= Collection entries =
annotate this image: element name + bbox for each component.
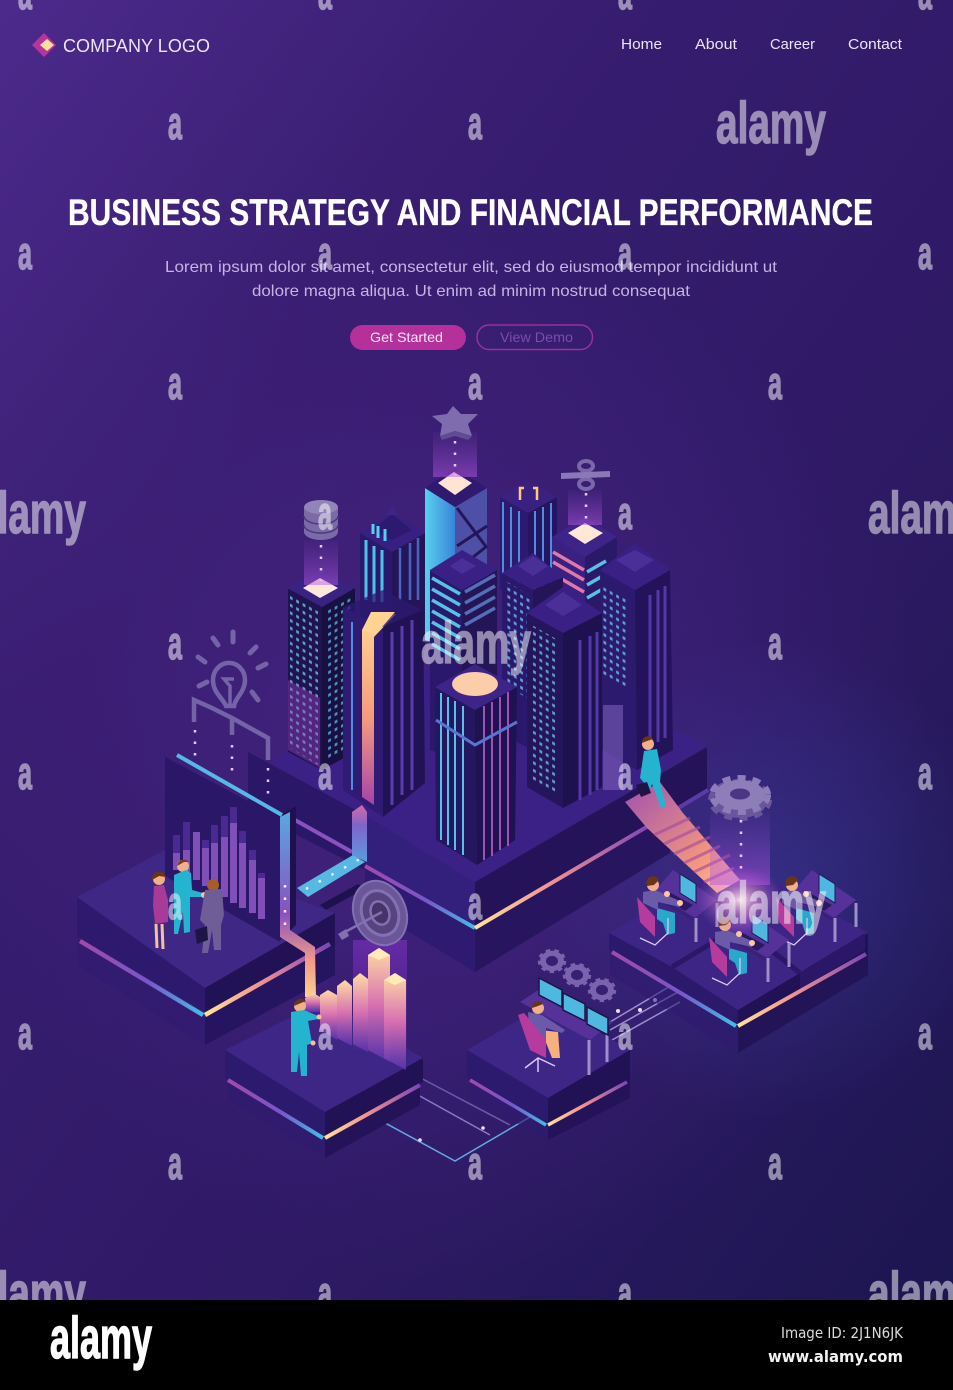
connecting light channel [297,805,367,910]
rising bar chart [305,940,407,1070]
operator desk and monitors [518,978,613,1075]
building: front round-top tower [435,664,517,865]
small a marks: a [918,227,932,279]
small a marks: a [768,357,782,409]
tile side faces [672,926,865,990]
nav links: About [695,36,738,53]
small a marks: a [618,1007,632,1059]
platform: handshake team [77,755,335,1045]
icon: gear with beam [710,778,770,885]
strip light dots [284,885,286,933]
small a marks: a [168,617,182,669]
entrance light in right gap [603,705,623,790]
small a marks: a [618,487,632,539]
panel bars [173,807,265,919]
light glow over stairs [696,866,784,934]
large alamy marks: alamy [421,611,531,676]
platform: office workers [609,860,868,1053]
glowing edge [80,941,330,1015]
navigation bar [32,33,903,57]
subtitle: dolore magna aliqua. Ut enim ad minim nostrud consequat [252,283,691,300]
small a marks: a [18,1007,32,1059]
small a marks: a [918,1007,932,1059]
nav links: Home [621,36,662,53]
small a marks: a [618,747,632,799]
building: window tower with glowing beam on top [287,570,355,770]
building: back right tower [600,543,673,770]
company logo [32,33,210,57]
building: gold crown tower [500,481,557,600]
nav links: Career [770,36,815,53]
platform: desk operator [467,950,630,1140]
glowing edge [470,1080,627,1125]
small a marks: a [618,227,632,279]
button: get started: Get Started [370,329,443,345]
three gears [540,950,614,1001]
analyst person [291,999,322,1076]
team of three people [152,860,224,953]
small a marks: a [618,1267,632,1319]
nav links: Contact [848,36,903,53]
glowing edge [612,952,866,1026]
building: cyan striped tower [360,505,425,650]
small a marks: a [168,877,182,929]
footer alamy logo: alamy [50,1306,152,1371]
large alamy marks: alamy [716,91,826,156]
subtitle: Lorem ipsum dolor sit amet, consectetur elit, sed do eiusmod tempor incididunt ut [165,259,778,276]
small a marks: a [768,1137,782,1189]
large alamy marks: alamy [716,871,826,936]
small a marks: a [168,357,182,409]
woman [152,871,168,949]
staircase [625,782,740,893]
button: view demo: View Demo [500,329,573,345]
icon: percent [561,461,610,525]
small a marks: a [318,747,332,799]
icon: lightbulb with connectors [194,632,268,798]
footer bar [0,1300,953,1390]
image id: Image ID: 2J1N6JK [781,1324,904,1342]
circuit lines [330,985,680,1161]
website: www.alamy.com [768,1347,903,1366]
subtitle [165,259,778,300]
small a marks: a [468,1137,482,1189]
company logo: COMPANY LOGO [63,36,210,56]
small a marks: a [468,877,482,929]
small a marks: a [468,97,482,149]
building: tower with gold light strip [343,590,425,817]
small a marks: a [18,227,32,279]
icon: target with arrow [338,873,416,953]
man in teal suit [174,860,207,934]
glowing edge [228,1080,420,1138]
platform: analyst with bars [225,940,423,1158]
main platform base [248,640,708,972]
man in grey suit [195,879,224,953]
light strip [280,812,316,997]
button: view demo [477,325,592,350]
circuit light dots [337,998,657,1142]
small a marks: a [168,1137,182,1189]
building: grid windows tower [502,553,563,750]
building: pink striped tower [552,517,617,640]
small a marks: a [468,357,482,409]
nav links [621,36,903,53]
platform glowing edges [295,790,708,928]
small a marks: a [168,97,182,149]
small a marks: a [18,747,32,799]
small a marks: a [768,617,782,669]
button: get started [350,325,466,350]
building: front right tower [527,587,602,808]
building: blue glass tower with glowing top [425,468,487,650]
workers at desks [637,870,856,985]
icon: star [432,406,478,477]
icon: coin stack [304,500,338,585]
small a marks: a [318,1267,332,1319]
man climbing with briefcase [636,736,666,808]
building: striped windows tower [430,550,497,760]
chart panel [165,755,296,942]
small a marks: a [918,747,932,799]
small a marks: a [318,487,332,539]
small a marks: a [318,227,332,279]
small a marks: a [318,1007,332,1059]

= Exercise prompt =
Identify every line in the material above that contains the word "windows". Matching is case-sensitive.

= Task output =
building: grid windows tower [502,553,563,750]
building: striped windows tower [430,550,497,760]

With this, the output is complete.